* THE REQUEST *
Format the rows from the line containing "y-tick-label: -4 bbox=[63, 266, 76, 283]" up to and including the line containing "x-axis-labels: gzip vpr" as a Markdown table with columns named Nr and Line, one numbered row per line, leaving out any blank lines.

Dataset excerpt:
--------------------
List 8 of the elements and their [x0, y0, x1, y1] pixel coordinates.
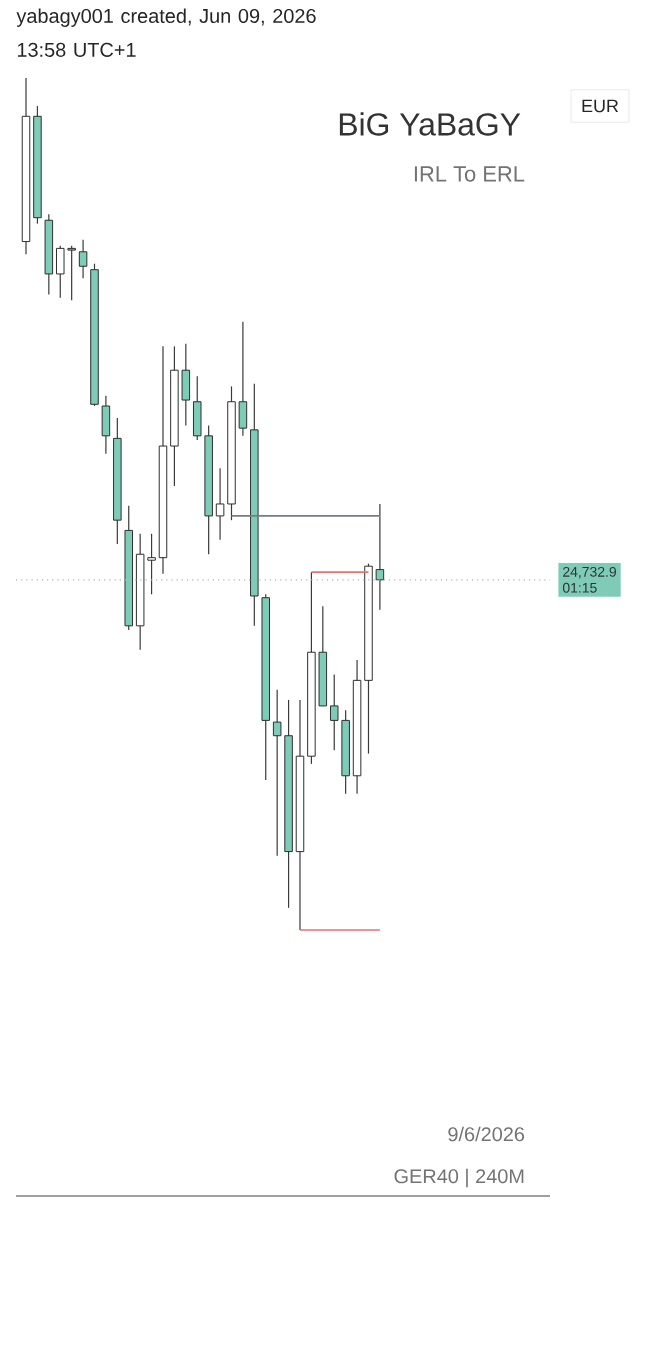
text: BiG YaBaGY	[339, 112, 521, 136]
text: IRL To ERL	[414, 166, 525, 182]
text: GER40 | 240M	[394, 1168, 524, 1188]
candlestick	[78, 239, 88, 279]
text: yabagy001 created, Jun 09, 2026 13:58 UTC+1	[16, 8, 316, 57]
candlestick	[101, 395, 111, 455]
text: EUR	[582, 99, 619, 113]
text: 9/6/2026	[448, 1126, 525, 1142]
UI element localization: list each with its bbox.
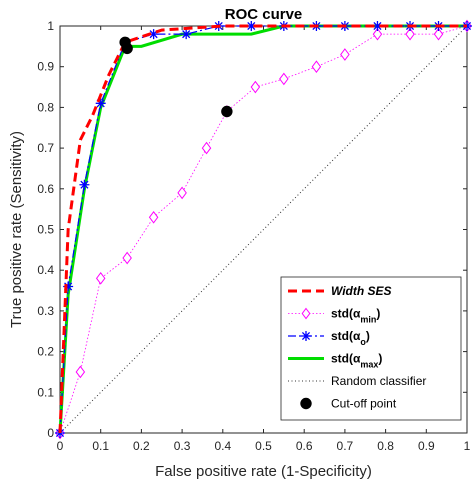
data-point — [75, 365, 86, 379]
data-point — [405, 27, 415, 41]
x-tick-label: 0 — [57, 439, 64, 453]
data-point — [340, 48, 350, 61]
data-point — [148, 210, 159, 224]
series-line — [59, 25, 467, 434]
y-tick-label: 1 — [47, 19, 54, 33]
x-tick-label: 0.2 — [133, 439, 150, 453]
y-tick-label: 0 — [47, 426, 54, 440]
legend-marker — [300, 397, 312, 410]
x-tick-label: 0.9 — [418, 439, 435, 453]
x-tick-label: 0.8 — [377, 439, 394, 453]
x-tick-label: 0.1 — [92, 439, 109, 453]
y-tick-label: 0.6 — [37, 182, 54, 196]
y-tick-label: 0.5 — [37, 223, 54, 237]
y-tick-label: 0.2 — [37, 345, 54, 359]
x-tick-label: 0.6 — [296, 439, 313, 453]
data-point — [246, 21, 257, 31]
data-point — [311, 60, 322, 74]
series-line — [59, 25, 468, 434]
y-tick-label: 0.9 — [37, 60, 54, 74]
x-tick-label: 1 — [464, 439, 471, 453]
legend-entry: std(αo) — [288, 329, 370, 347]
data-point — [95, 98, 106, 109]
legend-label: std(αmax) — [331, 352, 382, 370]
legend-entry: Random classifier — [288, 374, 426, 388]
series-layer — [55, 19, 472, 440]
data-point — [372, 21, 383, 31]
x-tick-label: 0.7 — [337, 439, 354, 453]
legend-entry: Cut-off point — [300, 397, 397, 411]
y-tick-label: 0.1 — [37, 385, 54, 399]
legend-label: Width SES — [331, 284, 392, 298]
data-point — [79, 179, 90, 190]
data-point — [221, 105, 233, 118]
axis-ticks: 0 0.1 0.2 0.3 0.4 0.5 0.6 0.7 0.8 0.9 1 0 0.1 0.2 0.3 0… — [37, 19, 470, 453]
data-point — [279, 72, 289, 86]
y-tick-label: 0.8 — [37, 100, 54, 114]
legend-box — [280, 276, 462, 421]
data-point — [372, 27, 383, 41]
series-line — [59, 25, 468, 434]
data-point — [433, 27, 444, 41]
series-1 — [55, 19, 472, 440]
legend-label: Cut-off point — [331, 397, 397, 411]
series-line — [58, 24, 467, 434]
series-4 — [59, 25, 468, 434]
y-tick-label: 0.3 — [37, 304, 54, 318]
data-point — [177, 186, 187, 200]
legend-marker — [301, 307, 311, 320]
data-point — [250, 80, 261, 94]
data-point — [122, 251, 132, 265]
legend-label: std(αmin) — [331, 307, 380, 325]
data-point — [121, 42, 133, 55]
data-point — [63, 281, 74, 292]
y-tick-label: 0.4 — [37, 263, 54, 277]
series-0 — [58, 24, 467, 434]
data-point — [95, 272, 106, 285]
x-tick-label: 0.3 — [174, 439, 191, 453]
series-5 — [119, 36, 233, 118]
data-point — [181, 29, 192, 40]
data-point — [148, 29, 159, 40]
x-tick-label: 0.4 — [214, 439, 231, 453]
chart-title: ROC curve — [225, 6, 303, 23]
legend-entry: std(αmax) — [288, 352, 382, 370]
x-axis-label: False positive rate (1-Specificity) — [155, 463, 372, 480]
x-tick-label: 0.5 — [255, 439, 272, 453]
legend: Width SES std(αmin) std(αo) std(αmax) Random… — [280, 276, 462, 421]
legend-entry: std(αmin) — [288, 307, 380, 325]
legend-entry: Width SES — [288, 284, 392, 298]
data-point — [201, 141, 212, 155]
legend-label: std(αo) — [331, 329, 370, 347]
legend-label: Random classifier — [331, 374, 426, 388]
y-axis-label: True positive rate (Sensitivity) — [8, 131, 25, 328]
cutoff-points — [119, 36, 233, 118]
legend-marker — [301, 331, 311, 341]
y-tick-label: 0.7 — [37, 141, 54, 155]
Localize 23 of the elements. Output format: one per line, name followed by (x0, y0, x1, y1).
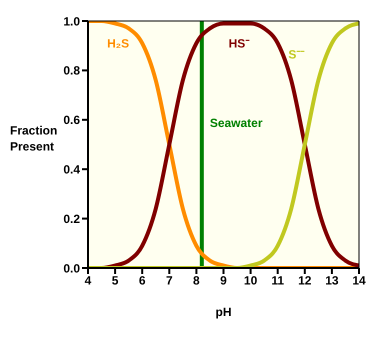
x-tick-label: 6 (138, 274, 146, 288)
x-tick-label: 9 (220, 274, 228, 288)
y-tick-label: 0.2 (63, 212, 80, 226)
ref-line-label: Seawater (210, 116, 263, 130)
series-label: S⁻⁻ (288, 47, 304, 62)
series-label: H₂S (107, 36, 130, 50)
x-tick-label: 14 (352, 274, 366, 288)
y-tick-label: 0.4 (63, 162, 80, 176)
x-tick-label: 7 (166, 274, 173, 288)
series-label: HS⁻ (228, 36, 250, 50)
x-tick-label: 12 (298, 274, 312, 288)
x-tick-label: 5 (112, 274, 119, 288)
y-tick-label: 0.0 (63, 261, 80, 276)
x-tick-label: 13 (325, 274, 339, 288)
y-tick-label: 0.6 (63, 113, 80, 128)
y-axis-title: Fraction Present (10, 124, 58, 154)
x-tick-label: 8 (193, 274, 200, 288)
y-tick-label: 1.0 (63, 14, 80, 28)
x-tick-label: 11 (271, 274, 284, 288)
x-tick-label: 4 (84, 274, 92, 288)
x-axis-title: pH (216, 305, 232, 319)
y-tick-label: 0.8 (63, 64, 80, 78)
x-tick-label: 10 (244, 274, 258, 288)
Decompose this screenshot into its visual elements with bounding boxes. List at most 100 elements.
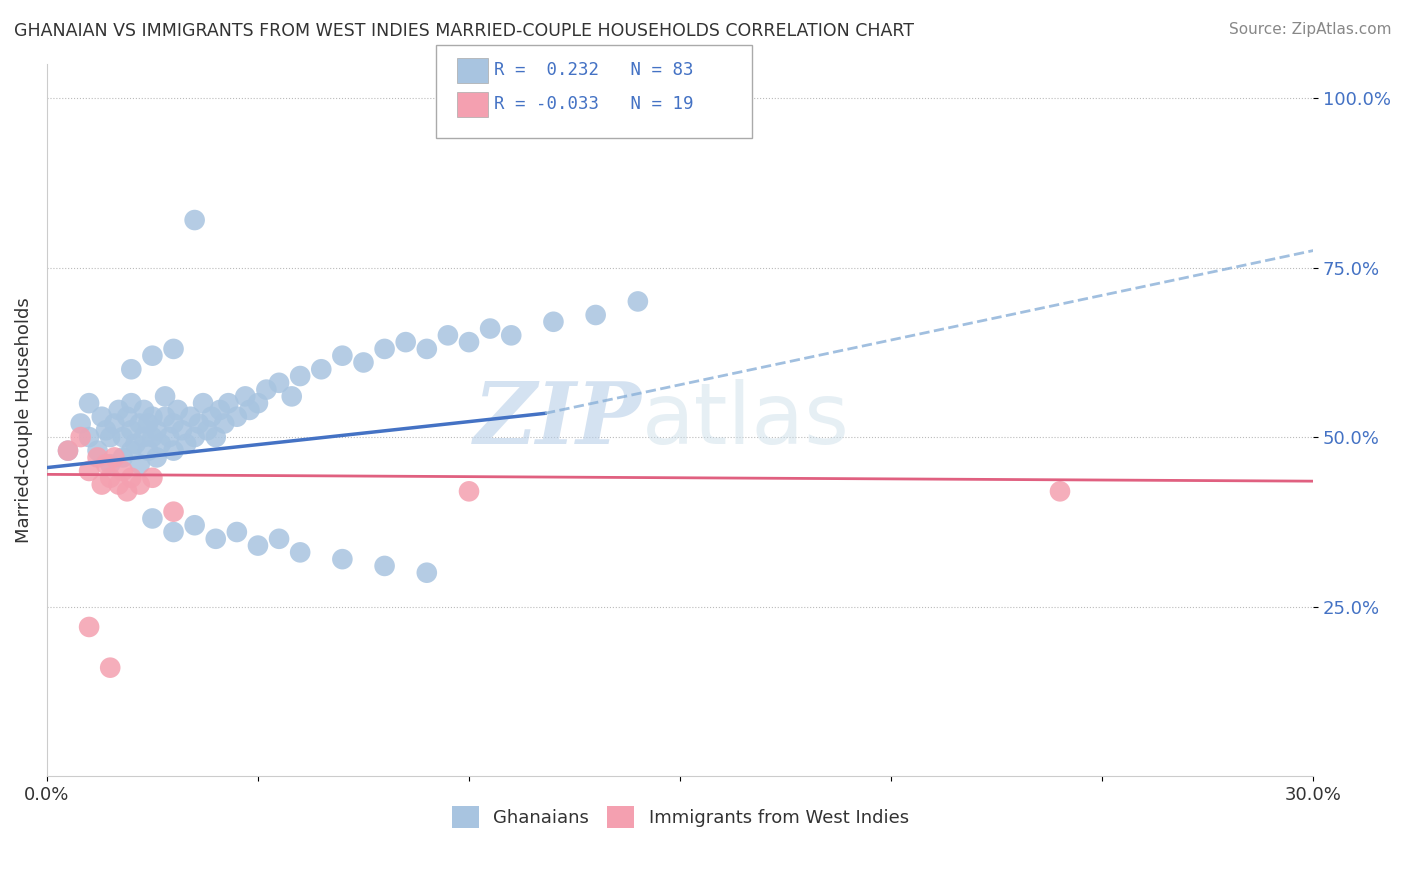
Point xyxy=(187,417,209,431)
Point xyxy=(98,457,121,471)
Point xyxy=(174,437,197,451)
Point xyxy=(543,315,565,329)
Point xyxy=(128,417,150,431)
Text: ZIP: ZIP xyxy=(474,378,643,462)
Point xyxy=(90,477,112,491)
Point xyxy=(157,430,180,444)
Point xyxy=(246,396,269,410)
Point xyxy=(374,342,396,356)
Point xyxy=(141,511,163,525)
Point xyxy=(69,430,91,444)
Point xyxy=(77,430,100,444)
Point xyxy=(107,477,129,491)
Point xyxy=(98,471,121,485)
Point xyxy=(238,403,260,417)
Point xyxy=(162,524,184,539)
Point xyxy=(501,328,523,343)
Point xyxy=(86,450,108,465)
Point xyxy=(170,423,193,437)
Point xyxy=(353,355,375,369)
Point xyxy=(56,443,79,458)
Point xyxy=(183,213,205,227)
Point xyxy=(153,409,176,424)
Text: R =  0.232   N = 83: R = 0.232 N = 83 xyxy=(494,62,693,79)
Point xyxy=(1049,484,1071,499)
Text: GHANAIAN VS IMMIGRANTS FROM WEST INDIES MARRIED-COUPLE HOUSEHOLDS CORRELATION CH: GHANAIAN VS IMMIGRANTS FROM WEST INDIES … xyxy=(14,22,914,40)
Point xyxy=(183,518,205,533)
Point xyxy=(166,403,188,417)
Point xyxy=(111,430,134,444)
Point xyxy=(208,403,231,417)
Point xyxy=(332,552,354,566)
Point xyxy=(225,409,247,424)
Point xyxy=(111,450,134,465)
Point xyxy=(233,389,256,403)
Point xyxy=(145,423,167,437)
Point xyxy=(225,524,247,539)
Text: R = -0.033   N = 19: R = -0.033 N = 19 xyxy=(494,95,693,113)
Point xyxy=(136,443,159,458)
Point xyxy=(183,430,205,444)
Point xyxy=(162,443,184,458)
Point xyxy=(204,532,226,546)
Point xyxy=(141,349,163,363)
Point xyxy=(332,349,354,363)
Point xyxy=(374,558,396,573)
Point xyxy=(458,335,481,350)
Point xyxy=(267,532,290,546)
Point xyxy=(149,437,172,451)
Point xyxy=(136,417,159,431)
Point xyxy=(416,566,439,580)
Point xyxy=(120,443,142,458)
Point xyxy=(267,376,290,390)
Point xyxy=(98,661,121,675)
Point xyxy=(69,417,91,431)
Point xyxy=(94,457,117,471)
Point xyxy=(204,430,226,444)
Point xyxy=(162,505,184,519)
Point xyxy=(120,396,142,410)
Point xyxy=(191,396,214,410)
Point xyxy=(90,409,112,424)
Point xyxy=(153,389,176,403)
Point xyxy=(128,457,150,471)
Point xyxy=(280,389,302,403)
Point xyxy=(162,342,184,356)
Text: atlas: atlas xyxy=(643,378,851,462)
Point xyxy=(288,545,311,559)
Point xyxy=(627,294,650,309)
Point xyxy=(56,443,79,458)
Point xyxy=(77,396,100,410)
Point xyxy=(479,321,502,335)
Point xyxy=(94,423,117,437)
Point xyxy=(212,417,235,431)
Point xyxy=(120,362,142,376)
Point xyxy=(416,342,439,356)
Point xyxy=(200,409,222,424)
Point xyxy=(120,423,142,437)
Point xyxy=(132,403,155,417)
Point xyxy=(217,396,239,410)
Point xyxy=(120,471,142,485)
Point xyxy=(77,620,100,634)
Point xyxy=(437,328,460,343)
Point xyxy=(124,437,146,451)
Point xyxy=(103,450,125,465)
Point xyxy=(103,417,125,431)
Y-axis label: Married-couple Households: Married-couple Households xyxy=(15,297,32,543)
Point xyxy=(111,464,134,478)
Point xyxy=(132,430,155,444)
Point xyxy=(141,409,163,424)
Point xyxy=(585,308,607,322)
Point xyxy=(311,362,333,376)
Point xyxy=(98,430,121,444)
Point xyxy=(179,409,201,424)
Point xyxy=(246,539,269,553)
Point xyxy=(395,335,418,350)
Point xyxy=(254,383,277,397)
Point xyxy=(141,471,163,485)
Point xyxy=(115,484,138,499)
Point xyxy=(145,450,167,465)
Point xyxy=(195,423,218,437)
Point xyxy=(141,430,163,444)
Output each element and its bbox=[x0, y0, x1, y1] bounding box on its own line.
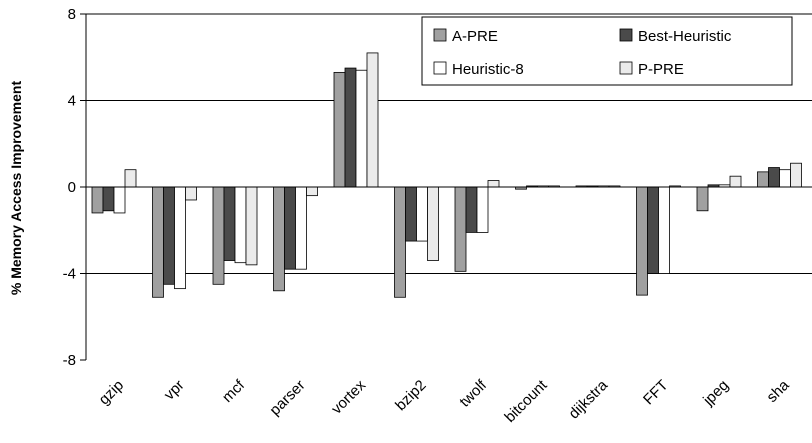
y-tick-label: -4 bbox=[63, 266, 76, 283]
bar-best-heuristic-twolf bbox=[465, 186, 478, 233]
bar-p-pre-mcf bbox=[245, 186, 258, 266]
legend-swatch bbox=[619, 61, 633, 75]
x-axis-labels: gzip vpr mcf parser vortex bzip2 twolf bitcount… bbox=[96, 376, 793, 426]
bar-p-pre-parser bbox=[306, 186, 318, 197]
x-tick-label-dijkstra: dijkstra bbox=[565, 376, 611, 422]
bar-heuristic-8-gzip bbox=[113, 186, 126, 214]
bar-best-heuristic-parser bbox=[284, 186, 296, 270]
bar-a-pre-vortex bbox=[333, 71, 346, 188]
y-tick-label: 4 bbox=[68, 93, 76, 110]
bar-p-pre-gzip bbox=[124, 169, 137, 188]
bar-p-pre-bzip2 bbox=[427, 186, 439, 261]
x-tick-label-vpr: vpr bbox=[161, 377, 188, 404]
bar-p-pre-vortex bbox=[366, 52, 379, 188]
x-tick-label-fft: FFT bbox=[640, 377, 671, 408]
gridlines bbox=[86, 13, 812, 274]
bar-a-pre-sha bbox=[757, 171, 769, 188]
bar-best-heuristic-fft bbox=[647, 186, 659, 274]
bar-heuristic-8-vpr bbox=[174, 186, 186, 290]
bar-a-pre-bzip2 bbox=[394, 186, 406, 298]
legend-swatch bbox=[433, 28, 447, 42]
x-tick-label-jpeg: jpeg bbox=[699, 377, 732, 410]
legend-swatch bbox=[619, 28, 633, 42]
axes bbox=[85, 14, 812, 360]
x-tick-label-parser: parser bbox=[266, 377, 308, 419]
bars bbox=[91, 52, 802, 298]
bar-best-heuristic-vpr bbox=[163, 186, 175, 285]
legend-box bbox=[421, 16, 793, 86]
bar-heuristic-8-fft bbox=[658, 186, 670, 274]
bar-a-pre-jpeg bbox=[696, 186, 709, 212]
bar-a-pre-gzip bbox=[91, 186, 104, 214]
bar-p-pre-jpeg bbox=[729, 175, 742, 188]
legend-label: A-PRE bbox=[452, 28, 498, 45]
y-tick-label: -8 bbox=[63, 352, 76, 369]
bar-p-pre-twolf bbox=[487, 180, 500, 188]
bar-best-heuristic-sha bbox=[768, 167, 780, 188]
bar-a-pre-mcf bbox=[212, 186, 225, 285]
bar-heuristic-8-vortex bbox=[355, 69, 368, 188]
x-tick-label-vortex: vortex bbox=[328, 376, 369, 417]
bar-a-pre-twolf bbox=[454, 186, 467, 272]
y-tick-label: 0 bbox=[68, 179, 76, 196]
bar-best-heuristic-gzip bbox=[102, 186, 115, 212]
x-tick-label-sha: sha bbox=[763, 376, 793, 406]
bar-best-heuristic-vortex bbox=[344, 67, 357, 188]
bar-heuristic-8-bzip2 bbox=[416, 186, 428, 242]
bar-a-pre-fft bbox=[636, 186, 648, 296]
legend-label: Best-Heuristic bbox=[638, 28, 732, 45]
bar-a-pre-vpr bbox=[152, 186, 164, 298]
bar-best-heuristic-bzip2 bbox=[405, 186, 417, 242]
bar-heuristic-8-twolf bbox=[476, 186, 489, 233]
legend-label: P-PRE bbox=[638, 61, 684, 78]
legend-swatch bbox=[433, 61, 447, 75]
bar-heuristic-8-mcf bbox=[234, 186, 247, 264]
bar-heuristic-8-parser bbox=[295, 186, 307, 270]
x-tick-label-bitcount: bitcount bbox=[501, 376, 551, 426]
bar-p-pre-vpr bbox=[185, 186, 197, 201]
x-tick-label-twolf: twolf bbox=[456, 376, 490, 410]
bar-best-heuristic-mcf bbox=[223, 186, 236, 261]
y-axis-ticks: -8 -4 0 4 8 bbox=[63, 6, 86, 369]
bar-p-pre-sha bbox=[790, 162, 802, 188]
y-axis-title: % Memory Access Improvement bbox=[8, 81, 24, 296]
bar-heuristic-8-sha bbox=[779, 169, 791, 188]
legend-label: Heuristic-8 bbox=[452, 61, 524, 78]
x-tick-label-mcf: mcf bbox=[219, 376, 249, 406]
bar-a-pre-parser bbox=[273, 186, 285, 292]
x-tick-label-gzip: gzip bbox=[96, 377, 127, 408]
x-tick-label-bzip2: bzip2 bbox=[392, 377, 429, 414]
y-tick-label: 8 bbox=[68, 6, 76, 23]
legend: A-PRE Best-Heuristic Heuristic-8 P-PRE bbox=[421, 16, 793, 86]
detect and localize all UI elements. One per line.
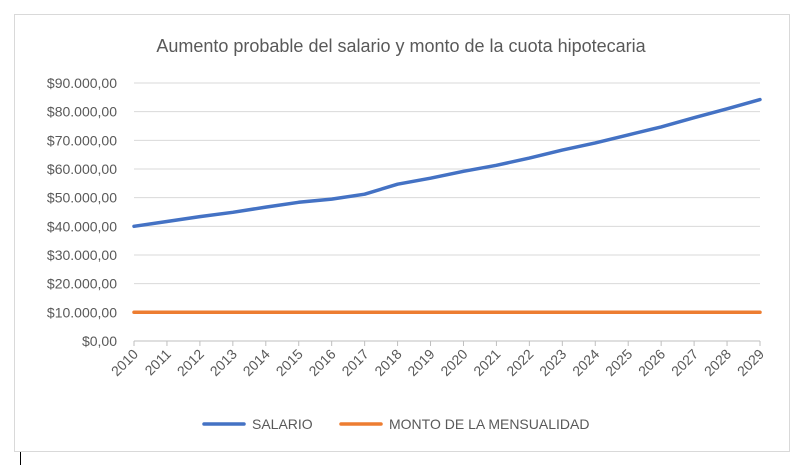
y-tick-label: $30.000,00 [47, 247, 117, 263]
x-tick-label: 2020 [437, 346, 470, 379]
x-tick-label: 2019 [404, 346, 437, 379]
legend-label: SALARIO [252, 416, 313, 432]
x-tick-label: 2027 [668, 346, 701, 379]
y-tick-label: $80.000,00 [47, 104, 117, 120]
y-tick-label: $60.000,00 [47, 161, 117, 177]
y-tick-label: $10.000,00 [47, 304, 117, 320]
x-tick-label: 2014 [240, 346, 273, 379]
x-tick-label: 2022 [503, 346, 536, 379]
series-lines [132, 97, 762, 315]
x-tick-label: 2013 [207, 346, 240, 379]
x-tick-label: 2017 [338, 346, 371, 379]
x-tick-label: 2024 [569, 346, 602, 379]
x-tick-label: 2029 [734, 346, 767, 379]
x-tick-label: 2018 [371, 346, 404, 379]
y-tick-label: $70.000,00 [47, 132, 117, 148]
legend-label: MONTO DE LA MENSUALIDAD [389, 416, 589, 432]
y-tick-label: $90.000,00 [47, 75, 117, 91]
text-cursor [20, 452, 21, 465]
series-line-salario [132, 97, 762, 229]
x-tick-label: 2026 [635, 346, 668, 379]
y-tick-label: $20.000,00 [47, 276, 117, 292]
x-tick-label: 2021 [470, 346, 503, 379]
x-tick-label: 2010 [108, 346, 141, 379]
y-tick-label: $50.000,00 [47, 190, 117, 206]
chart-frame [14, 14, 790, 452]
chart-title: Aumento probable del salario y monto de … [156, 36, 646, 56]
gridlines [134, 82, 760, 342]
x-tick-label: 2023 [536, 346, 569, 379]
x-tick-label: 2016 [305, 346, 338, 379]
y-axis: $0,00 $10.000,00 $20.000,00 $30.000,00 $40.0… [47, 75, 117, 349]
y-tick-label: $0,00 [82, 333, 117, 349]
x-tick-label: 2012 [174, 346, 207, 379]
x-axis: 2010 2011 2012 2013 2014 2015 2016 2017 2018 2019… [108, 341, 767, 379]
x-tick-label: 2025 [602, 346, 635, 379]
x-tick-label: 2011 [141, 346, 174, 379]
x-tick-label: 2028 [701, 346, 734, 379]
legend: SALARIO MONTO DE LA MENSUALIDAD [202, 416, 589, 432]
x-tick-label: 2015 [273, 346, 306, 379]
y-tick-label: $40.000,00 [47, 218, 117, 234]
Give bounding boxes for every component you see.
--------------------
* TASK RESULT *
| Nr | Line |
|---|---|
| 1 | y-tick-label: -4 bbox=[63, 266, 76, 283] |
| 2 | bar-best-heuristic-twolf bbox=[465, 186, 478, 233] |
| 3 | bar-p-pre-mcf bbox=[245, 186, 258, 266] |
| 4 | legend-swatch bbox=[619, 61, 633, 75] |
| 5 | x-axis-labels: gzip vpr mcf parser vortex bzip2 twolf bitcount… bbox=[96, 376, 793, 426] |